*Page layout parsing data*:
=====

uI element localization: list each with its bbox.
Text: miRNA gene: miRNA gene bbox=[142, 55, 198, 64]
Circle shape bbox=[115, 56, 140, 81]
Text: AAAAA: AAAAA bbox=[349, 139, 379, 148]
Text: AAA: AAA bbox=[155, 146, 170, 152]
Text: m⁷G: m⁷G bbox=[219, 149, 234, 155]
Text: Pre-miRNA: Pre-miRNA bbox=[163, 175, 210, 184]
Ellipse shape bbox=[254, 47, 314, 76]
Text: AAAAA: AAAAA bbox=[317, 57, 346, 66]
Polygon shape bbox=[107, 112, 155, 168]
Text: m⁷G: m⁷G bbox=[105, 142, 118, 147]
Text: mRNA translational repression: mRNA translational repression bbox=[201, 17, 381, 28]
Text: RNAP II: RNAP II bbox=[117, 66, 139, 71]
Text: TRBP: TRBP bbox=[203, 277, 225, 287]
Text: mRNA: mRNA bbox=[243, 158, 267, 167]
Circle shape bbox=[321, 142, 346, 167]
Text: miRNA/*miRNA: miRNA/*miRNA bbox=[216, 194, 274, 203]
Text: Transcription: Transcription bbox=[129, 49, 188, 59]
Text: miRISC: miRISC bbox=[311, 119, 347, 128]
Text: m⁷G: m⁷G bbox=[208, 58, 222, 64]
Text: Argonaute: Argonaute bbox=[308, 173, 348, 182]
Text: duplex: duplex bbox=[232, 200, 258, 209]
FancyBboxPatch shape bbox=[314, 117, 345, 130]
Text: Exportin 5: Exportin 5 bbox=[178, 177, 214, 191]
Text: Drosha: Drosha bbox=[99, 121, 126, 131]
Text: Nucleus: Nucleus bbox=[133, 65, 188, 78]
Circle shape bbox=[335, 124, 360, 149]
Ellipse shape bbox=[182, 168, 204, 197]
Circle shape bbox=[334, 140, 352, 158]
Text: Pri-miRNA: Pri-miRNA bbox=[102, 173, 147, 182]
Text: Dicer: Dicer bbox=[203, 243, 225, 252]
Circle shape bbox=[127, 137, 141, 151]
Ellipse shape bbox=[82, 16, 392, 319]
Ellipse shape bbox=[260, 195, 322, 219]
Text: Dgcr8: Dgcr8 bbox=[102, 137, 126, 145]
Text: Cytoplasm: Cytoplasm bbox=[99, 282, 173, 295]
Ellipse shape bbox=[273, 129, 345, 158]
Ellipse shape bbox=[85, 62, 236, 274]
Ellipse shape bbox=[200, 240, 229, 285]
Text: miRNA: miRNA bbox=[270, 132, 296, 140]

=====

*WORK TO COMPLETE*:
Restate the whole set of entries exactly.

*WRITTEN SOLUTION*:
uI element localization: list each with its bbox.
Text: miRNA gene: miRNA gene bbox=[142, 55, 198, 64]
Circle shape bbox=[115, 56, 140, 81]
Text: AAAAA: AAAAA bbox=[349, 139, 379, 148]
Text: AAA: AAA bbox=[155, 146, 170, 152]
Text: m⁷G: m⁷G bbox=[219, 149, 234, 155]
Text: Pre-miRNA: Pre-miRNA bbox=[163, 175, 210, 184]
Ellipse shape bbox=[254, 47, 314, 76]
Text: AAAAA: AAAAA bbox=[317, 57, 346, 66]
Polygon shape bbox=[107, 112, 155, 168]
Text: m⁷G: m⁷G bbox=[105, 142, 118, 147]
Text: mRNA translational repression: mRNA translational repression bbox=[201, 17, 381, 28]
Text: RNAP II: RNAP II bbox=[117, 66, 139, 71]
Text: TRBP: TRBP bbox=[203, 277, 225, 287]
Text: mRNA: mRNA bbox=[243, 158, 267, 167]
Circle shape bbox=[321, 142, 346, 167]
Text: miRNA/*miRNA: miRNA/*miRNA bbox=[216, 194, 274, 203]
Text: Transcription: Transcription bbox=[129, 49, 188, 59]
Text: miRISC: miRISC bbox=[311, 119, 347, 128]
Text: m⁷G: m⁷G bbox=[208, 58, 222, 64]
Text: Argonaute: Argonaute bbox=[308, 173, 348, 182]
Text: duplex: duplex bbox=[232, 200, 258, 209]
FancyBboxPatch shape bbox=[314, 117, 345, 130]
Text: Exportin 5: Exportin 5 bbox=[178, 177, 214, 191]
Text: Drosha: Drosha bbox=[99, 121, 126, 131]
Text: Nucleus: Nucleus bbox=[133, 65, 188, 78]
Circle shape bbox=[335, 124, 360, 149]
Ellipse shape bbox=[182, 168, 204, 197]
Circle shape bbox=[334, 140, 352, 158]
Text: Pri-miRNA: Pri-miRNA bbox=[102, 173, 147, 182]
Text: Dicer: Dicer bbox=[203, 243, 225, 252]
Circle shape bbox=[127, 137, 141, 151]
Ellipse shape bbox=[82, 16, 392, 319]
Ellipse shape bbox=[260, 195, 322, 219]
Text: Dgcr8: Dgcr8 bbox=[102, 137, 126, 145]
Text: Cytoplasm: Cytoplasm bbox=[99, 282, 173, 295]
Ellipse shape bbox=[273, 129, 345, 158]
Ellipse shape bbox=[85, 62, 236, 274]
Ellipse shape bbox=[200, 240, 229, 285]
Text: miRNA: miRNA bbox=[270, 132, 296, 140]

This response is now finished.